◆ **Instructions for the task**: Determine how many lines include the string "bottom". Output that number only.

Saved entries
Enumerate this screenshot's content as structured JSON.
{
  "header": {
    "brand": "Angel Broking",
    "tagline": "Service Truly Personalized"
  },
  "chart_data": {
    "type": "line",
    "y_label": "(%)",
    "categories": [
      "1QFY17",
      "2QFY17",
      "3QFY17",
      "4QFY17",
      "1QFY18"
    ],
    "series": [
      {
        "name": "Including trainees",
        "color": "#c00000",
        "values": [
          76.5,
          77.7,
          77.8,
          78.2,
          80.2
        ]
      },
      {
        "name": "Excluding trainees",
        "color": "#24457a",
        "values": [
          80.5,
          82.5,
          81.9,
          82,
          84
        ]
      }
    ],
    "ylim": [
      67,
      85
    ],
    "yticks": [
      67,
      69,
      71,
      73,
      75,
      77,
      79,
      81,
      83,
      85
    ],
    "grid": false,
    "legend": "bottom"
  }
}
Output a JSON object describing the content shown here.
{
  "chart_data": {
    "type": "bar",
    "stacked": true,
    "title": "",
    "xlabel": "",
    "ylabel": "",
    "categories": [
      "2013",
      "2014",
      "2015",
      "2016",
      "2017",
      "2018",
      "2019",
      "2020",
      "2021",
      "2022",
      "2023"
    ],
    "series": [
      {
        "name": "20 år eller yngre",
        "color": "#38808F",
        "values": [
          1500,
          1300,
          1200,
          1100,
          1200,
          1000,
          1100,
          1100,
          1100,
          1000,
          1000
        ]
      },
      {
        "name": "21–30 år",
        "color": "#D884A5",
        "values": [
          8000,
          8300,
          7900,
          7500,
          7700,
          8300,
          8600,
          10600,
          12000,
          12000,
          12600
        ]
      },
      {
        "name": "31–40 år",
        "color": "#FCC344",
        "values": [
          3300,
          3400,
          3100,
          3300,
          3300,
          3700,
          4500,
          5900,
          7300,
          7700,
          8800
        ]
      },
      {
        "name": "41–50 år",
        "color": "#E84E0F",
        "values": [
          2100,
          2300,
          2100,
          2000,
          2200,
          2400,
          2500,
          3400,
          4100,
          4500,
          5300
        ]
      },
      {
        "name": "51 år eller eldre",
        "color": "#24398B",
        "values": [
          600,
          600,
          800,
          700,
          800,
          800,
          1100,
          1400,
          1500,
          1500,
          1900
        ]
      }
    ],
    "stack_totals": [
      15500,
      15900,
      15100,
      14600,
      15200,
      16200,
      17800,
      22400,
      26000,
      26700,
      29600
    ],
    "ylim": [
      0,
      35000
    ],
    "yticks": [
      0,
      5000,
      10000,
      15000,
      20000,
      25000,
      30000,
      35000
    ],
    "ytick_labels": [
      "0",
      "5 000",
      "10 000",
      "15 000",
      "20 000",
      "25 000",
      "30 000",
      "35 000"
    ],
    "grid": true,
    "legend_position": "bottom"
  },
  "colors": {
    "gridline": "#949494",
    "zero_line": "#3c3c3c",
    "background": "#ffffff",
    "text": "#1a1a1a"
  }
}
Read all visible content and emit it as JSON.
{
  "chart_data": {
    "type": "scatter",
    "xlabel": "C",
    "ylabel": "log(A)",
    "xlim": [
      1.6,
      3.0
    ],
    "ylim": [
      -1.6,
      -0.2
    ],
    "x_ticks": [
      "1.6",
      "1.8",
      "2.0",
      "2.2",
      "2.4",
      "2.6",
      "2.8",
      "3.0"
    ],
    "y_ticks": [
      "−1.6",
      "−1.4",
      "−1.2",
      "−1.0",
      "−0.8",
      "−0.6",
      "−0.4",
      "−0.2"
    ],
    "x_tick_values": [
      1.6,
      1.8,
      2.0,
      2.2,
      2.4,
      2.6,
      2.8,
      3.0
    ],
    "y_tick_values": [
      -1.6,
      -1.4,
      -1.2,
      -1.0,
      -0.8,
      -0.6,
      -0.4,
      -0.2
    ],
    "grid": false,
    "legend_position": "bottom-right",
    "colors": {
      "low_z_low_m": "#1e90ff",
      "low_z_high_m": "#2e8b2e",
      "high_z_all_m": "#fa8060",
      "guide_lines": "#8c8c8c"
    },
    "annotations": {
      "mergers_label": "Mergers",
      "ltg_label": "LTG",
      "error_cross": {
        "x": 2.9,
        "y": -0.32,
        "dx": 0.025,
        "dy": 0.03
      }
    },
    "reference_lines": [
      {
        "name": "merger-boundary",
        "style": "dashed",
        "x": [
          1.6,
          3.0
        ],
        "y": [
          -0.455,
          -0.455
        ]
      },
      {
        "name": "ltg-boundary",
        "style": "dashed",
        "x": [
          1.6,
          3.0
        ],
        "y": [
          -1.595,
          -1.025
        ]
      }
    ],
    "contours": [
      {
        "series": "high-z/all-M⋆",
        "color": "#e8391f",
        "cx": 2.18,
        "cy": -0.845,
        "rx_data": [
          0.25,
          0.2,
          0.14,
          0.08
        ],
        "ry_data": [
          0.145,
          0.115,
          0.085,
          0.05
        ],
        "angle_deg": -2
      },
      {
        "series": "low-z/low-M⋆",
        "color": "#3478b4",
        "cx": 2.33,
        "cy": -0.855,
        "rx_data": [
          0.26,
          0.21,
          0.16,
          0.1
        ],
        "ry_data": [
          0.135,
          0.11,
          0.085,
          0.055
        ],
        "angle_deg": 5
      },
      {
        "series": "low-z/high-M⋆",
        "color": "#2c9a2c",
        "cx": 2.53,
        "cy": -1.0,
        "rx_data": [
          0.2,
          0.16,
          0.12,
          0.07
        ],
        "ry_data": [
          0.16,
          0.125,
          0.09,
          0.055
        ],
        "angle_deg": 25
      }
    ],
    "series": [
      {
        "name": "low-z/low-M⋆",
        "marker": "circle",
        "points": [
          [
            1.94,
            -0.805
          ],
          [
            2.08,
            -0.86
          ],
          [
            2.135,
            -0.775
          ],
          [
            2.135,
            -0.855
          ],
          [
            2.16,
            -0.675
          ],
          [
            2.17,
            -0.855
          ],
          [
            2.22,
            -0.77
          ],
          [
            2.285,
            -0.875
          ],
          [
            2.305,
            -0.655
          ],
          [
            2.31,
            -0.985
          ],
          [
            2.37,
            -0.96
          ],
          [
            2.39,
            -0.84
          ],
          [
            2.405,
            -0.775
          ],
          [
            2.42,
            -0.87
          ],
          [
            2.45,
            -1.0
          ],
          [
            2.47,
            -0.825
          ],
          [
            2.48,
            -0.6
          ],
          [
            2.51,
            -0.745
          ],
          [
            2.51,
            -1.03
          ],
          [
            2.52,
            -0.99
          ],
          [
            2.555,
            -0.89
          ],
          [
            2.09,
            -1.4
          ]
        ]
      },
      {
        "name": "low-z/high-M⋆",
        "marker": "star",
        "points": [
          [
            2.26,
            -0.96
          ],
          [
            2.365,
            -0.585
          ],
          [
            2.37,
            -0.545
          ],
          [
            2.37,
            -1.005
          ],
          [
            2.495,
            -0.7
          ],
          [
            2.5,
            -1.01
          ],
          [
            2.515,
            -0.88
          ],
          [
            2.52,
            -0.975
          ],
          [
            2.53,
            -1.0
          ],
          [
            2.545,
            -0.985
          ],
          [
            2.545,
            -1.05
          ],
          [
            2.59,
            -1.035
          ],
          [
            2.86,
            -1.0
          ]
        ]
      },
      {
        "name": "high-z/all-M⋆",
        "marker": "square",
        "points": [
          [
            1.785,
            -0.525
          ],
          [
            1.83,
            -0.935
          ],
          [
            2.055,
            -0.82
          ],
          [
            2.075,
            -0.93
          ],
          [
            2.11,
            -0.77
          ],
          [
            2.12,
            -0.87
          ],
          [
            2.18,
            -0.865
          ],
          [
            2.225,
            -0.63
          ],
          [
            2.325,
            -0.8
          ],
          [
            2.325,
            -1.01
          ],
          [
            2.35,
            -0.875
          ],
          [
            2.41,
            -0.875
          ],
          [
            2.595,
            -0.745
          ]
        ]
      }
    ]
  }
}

◆ **Correct response**: 3